:: Given instruction ::
Set the data down again, exactly as it reads, but without the pictures.
===== Data records
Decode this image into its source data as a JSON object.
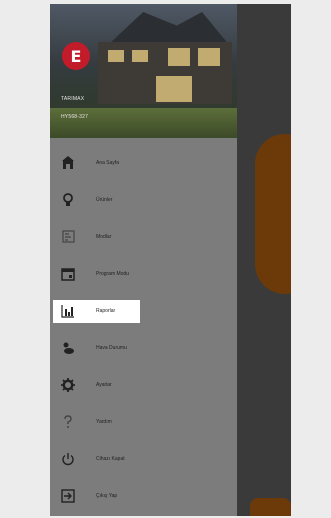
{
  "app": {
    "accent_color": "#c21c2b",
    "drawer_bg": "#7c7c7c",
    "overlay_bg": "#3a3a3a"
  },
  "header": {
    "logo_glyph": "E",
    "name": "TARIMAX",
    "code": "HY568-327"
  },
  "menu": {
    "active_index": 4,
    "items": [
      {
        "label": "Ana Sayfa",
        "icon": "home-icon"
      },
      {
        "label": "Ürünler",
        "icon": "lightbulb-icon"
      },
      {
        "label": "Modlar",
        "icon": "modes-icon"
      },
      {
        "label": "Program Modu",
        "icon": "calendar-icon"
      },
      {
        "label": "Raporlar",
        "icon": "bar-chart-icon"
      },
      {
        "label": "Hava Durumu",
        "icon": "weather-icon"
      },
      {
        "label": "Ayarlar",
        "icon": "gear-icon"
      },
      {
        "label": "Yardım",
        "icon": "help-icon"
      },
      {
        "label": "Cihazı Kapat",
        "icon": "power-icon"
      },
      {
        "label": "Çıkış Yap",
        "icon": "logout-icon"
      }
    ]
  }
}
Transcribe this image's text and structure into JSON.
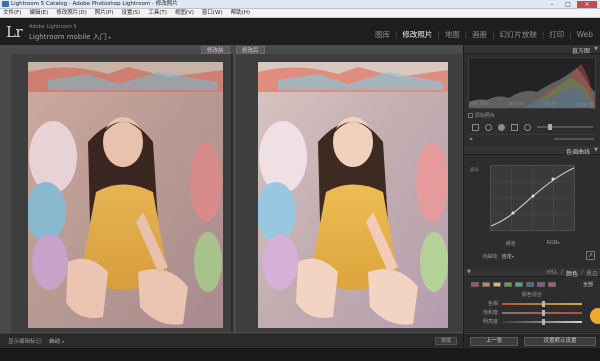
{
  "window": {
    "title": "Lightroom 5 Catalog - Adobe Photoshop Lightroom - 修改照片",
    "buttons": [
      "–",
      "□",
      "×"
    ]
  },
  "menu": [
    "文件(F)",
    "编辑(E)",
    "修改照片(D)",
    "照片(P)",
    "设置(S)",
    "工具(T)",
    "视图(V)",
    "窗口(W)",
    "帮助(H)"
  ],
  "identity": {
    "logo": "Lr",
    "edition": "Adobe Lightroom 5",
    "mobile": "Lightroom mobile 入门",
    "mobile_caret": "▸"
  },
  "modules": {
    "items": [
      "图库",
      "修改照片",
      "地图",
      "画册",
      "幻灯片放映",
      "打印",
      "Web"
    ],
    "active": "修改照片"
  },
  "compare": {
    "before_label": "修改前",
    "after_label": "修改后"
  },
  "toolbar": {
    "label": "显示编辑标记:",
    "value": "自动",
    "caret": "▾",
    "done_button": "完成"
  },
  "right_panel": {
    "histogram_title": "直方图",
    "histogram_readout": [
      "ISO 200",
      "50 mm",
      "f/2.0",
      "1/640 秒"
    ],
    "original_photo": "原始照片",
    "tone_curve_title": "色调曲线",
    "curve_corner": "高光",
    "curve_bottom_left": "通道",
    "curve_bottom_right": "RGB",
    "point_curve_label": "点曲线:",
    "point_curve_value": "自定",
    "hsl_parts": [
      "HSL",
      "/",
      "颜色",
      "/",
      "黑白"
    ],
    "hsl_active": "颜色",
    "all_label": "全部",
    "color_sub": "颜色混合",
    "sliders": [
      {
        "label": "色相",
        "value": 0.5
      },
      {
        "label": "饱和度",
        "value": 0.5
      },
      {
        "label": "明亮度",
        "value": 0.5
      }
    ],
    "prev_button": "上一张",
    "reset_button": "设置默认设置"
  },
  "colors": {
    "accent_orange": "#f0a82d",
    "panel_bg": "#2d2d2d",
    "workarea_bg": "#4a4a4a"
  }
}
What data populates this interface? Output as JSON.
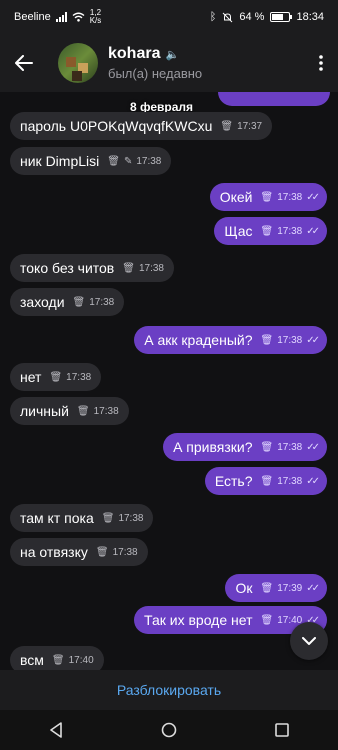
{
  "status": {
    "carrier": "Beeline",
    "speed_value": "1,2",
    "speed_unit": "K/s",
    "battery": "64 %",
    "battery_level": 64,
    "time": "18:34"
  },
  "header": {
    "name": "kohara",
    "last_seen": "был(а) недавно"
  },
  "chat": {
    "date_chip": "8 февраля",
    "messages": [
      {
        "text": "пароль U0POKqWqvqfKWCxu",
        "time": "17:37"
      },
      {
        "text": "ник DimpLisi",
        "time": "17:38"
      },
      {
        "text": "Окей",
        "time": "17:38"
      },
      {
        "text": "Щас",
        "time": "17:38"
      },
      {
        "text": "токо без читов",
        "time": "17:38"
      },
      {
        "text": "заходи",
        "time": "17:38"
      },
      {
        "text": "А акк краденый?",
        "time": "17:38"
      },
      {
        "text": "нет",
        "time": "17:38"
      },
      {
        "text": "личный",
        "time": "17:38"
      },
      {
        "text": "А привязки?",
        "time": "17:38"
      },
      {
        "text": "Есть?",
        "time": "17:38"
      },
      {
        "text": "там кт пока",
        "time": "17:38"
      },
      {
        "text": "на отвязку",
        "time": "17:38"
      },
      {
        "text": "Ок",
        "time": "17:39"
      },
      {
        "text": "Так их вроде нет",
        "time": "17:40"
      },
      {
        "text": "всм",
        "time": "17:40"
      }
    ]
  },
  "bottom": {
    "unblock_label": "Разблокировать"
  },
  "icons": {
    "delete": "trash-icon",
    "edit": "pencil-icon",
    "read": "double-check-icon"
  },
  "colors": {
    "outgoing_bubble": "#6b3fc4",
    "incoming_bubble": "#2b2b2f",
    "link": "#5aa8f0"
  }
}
==========
:: Answer to the exercise ::
Decode this image into its source data as a JSON object.
{
  "app": {
    "accent_color": "#c21c2b",
    "drawer_bg": "#7c7c7c",
    "overlay_bg": "#3a3a3a"
  },
  "header": {
    "logo_glyph": "E",
    "name": "TARIMAX",
    "code": "HY568-327"
  },
  "menu": {
    "active_index": 4,
    "items": [
      {
        "label": "Ana Sayfa",
        "icon": "home-icon"
      },
      {
        "label": "Ürünler",
        "icon": "lightbulb-icon"
      },
      {
        "label": "Modlar",
        "icon": "modes-icon"
      },
      {
        "label": "Program Modu",
        "icon": "calendar-icon"
      },
      {
        "label": "Raporlar",
        "icon": "bar-chart-icon"
      },
      {
        "label": "Hava Durumu",
        "icon": "weather-icon"
      },
      {
        "label": "Ayarlar",
        "icon": "gear-icon"
      },
      {
        "label": "Yardım",
        "icon": "help-icon"
      },
      {
        "label": "Cihazı Kapat",
        "icon": "power-icon"
      },
      {
        "label": "Çıkış Yap",
        "icon": "logout-icon"
      }
    ]
  }
}
Transcribe this image's text and structure into JSON.
{
  "window": {
    "title": "Lightroom 5 Catalog - Adobe Photoshop Lightroom - 修改照片",
    "buttons": [
      "–",
      "□",
      "×"
    ]
  },
  "menu": [
    "文件(F)",
    "编辑(E)",
    "修改照片(D)",
    "照片(P)",
    "设置(S)",
    "工具(T)",
    "视图(V)",
    "窗口(W)",
    "帮助(H)"
  ],
  "identity": {
    "logo": "Lr",
    "edition": "Adobe Lightroom 5",
    "mobile": "Lightroom mobile 入门",
    "mobile_caret": "▸"
  },
  "modules": {
    "items": [
      "图库",
      "修改照片",
      "地图",
      "画册",
      "幻灯片放映",
      "打印",
      "Web"
    ],
    "active": "修改照片"
  },
  "compare": {
    "before_label": "修改前",
    "after_label": "修改后"
  },
  "toolbar": {
    "label": "显示编辑标记:",
    "value": "自动",
    "caret": "▾",
    "done_button": "完成"
  },
  "right_panel": {
    "histogram_title": "直方图",
    "histogram_readout": [
      "ISO 200",
      "50 mm",
      "f/2.0",
      "1/640 秒"
    ],
    "original_photo": "原始照片",
    "tone_curve_title": "色调曲线",
    "curve_corner": "高光",
    "curve_bottom_left": "通道",
    "curve_bottom_right": "RGB",
    "point_curve_label": "点曲线:",
    "point_curve_value": "自定",
    "hsl_parts": [
      "HSL",
      "/",
      "颜色",
      "/",
      "黑白"
    ],
    "hsl_active": "颜色",
    "all_label": "全部",
    "color_sub": "颜色混合",
    "sliders": [
      {
        "label": "色相",
        "value": 0.5
      },
      {
        "label": "饱和度",
        "value": 0.5
      },
      {
        "label": "明亮度",
        "value": 0.5
      }
    ],
    "prev_button": "上一张",
    "reset_button": "设置默认设置"
  },
  "colors": {
    "accent_orange": "#f0a82d",
    "panel_bg": "#2d2d2d",
    "workarea_bg": "#4a4a4a"
  }
}
What data populates this interface? Output as JSON.
{
  "status": {
    "carrier": "Beeline",
    "speed_value": "1,2",
    "speed_unit": "K/s",
    "battery": "64 %",
    "battery_level": 64,
    "time": "18:34"
  },
  "header": {
    "name": "kohara",
    "last_seen": "был(а) недавно"
  },
  "chat": {
    "date_chip": "8 февраля",
    "messages": [
      {
        "text": "пароль U0POKqWqvqfKWCxu",
        "time": "17:37"
      },
      {
        "text": "ник DimpLisi",
        "time": "17:38"
      },
      {
        "text": "Окей",
        "time": "17:38"
      },
      {
        "text": "Щас",
        "time": "17:38"
      },
      {
        "text": "токо без читов",
        "time": "17:38"
      },
      {
        "text": "заходи",
        "time": "17:38"
      },
      {
        "text": "А акк краденый?",
        "time": "17:38"
      },
      {
        "text": "нет",
        "time": "17:38"
      },
      {
        "text": "личный",
        "time": "17:38"
      },
      {
        "text": "А привязки?",
        "time": "17:38"
      },
      {
        "text": "Есть?",
        "time": "17:38"
      },
      {
        "text": "там кт пока",
        "time": "17:38"
      },
      {
        "text": "на отвязку",
        "time": "17:38"
      },
      {
        "text": "Ок",
        "time": "17:39"
      },
      {
        "text": "Так их вроде нет",
        "time": "17:40"
      },
      {
        "text": "всм",
        "time": "17:40"
      }
    ]
  },
  "bottom": {
    "unblock_label": "Разблокировать"
  },
  "icons": {
    "delete": "trash-icon",
    "edit": "pencil-icon",
    "read": "double-check-icon"
  },
  "colors": {
    "outgoing_bubble": "#6b3fc4",
    "incoming_bubble": "#2b2b2f",
    "link": "#5aa8f0"
  }
}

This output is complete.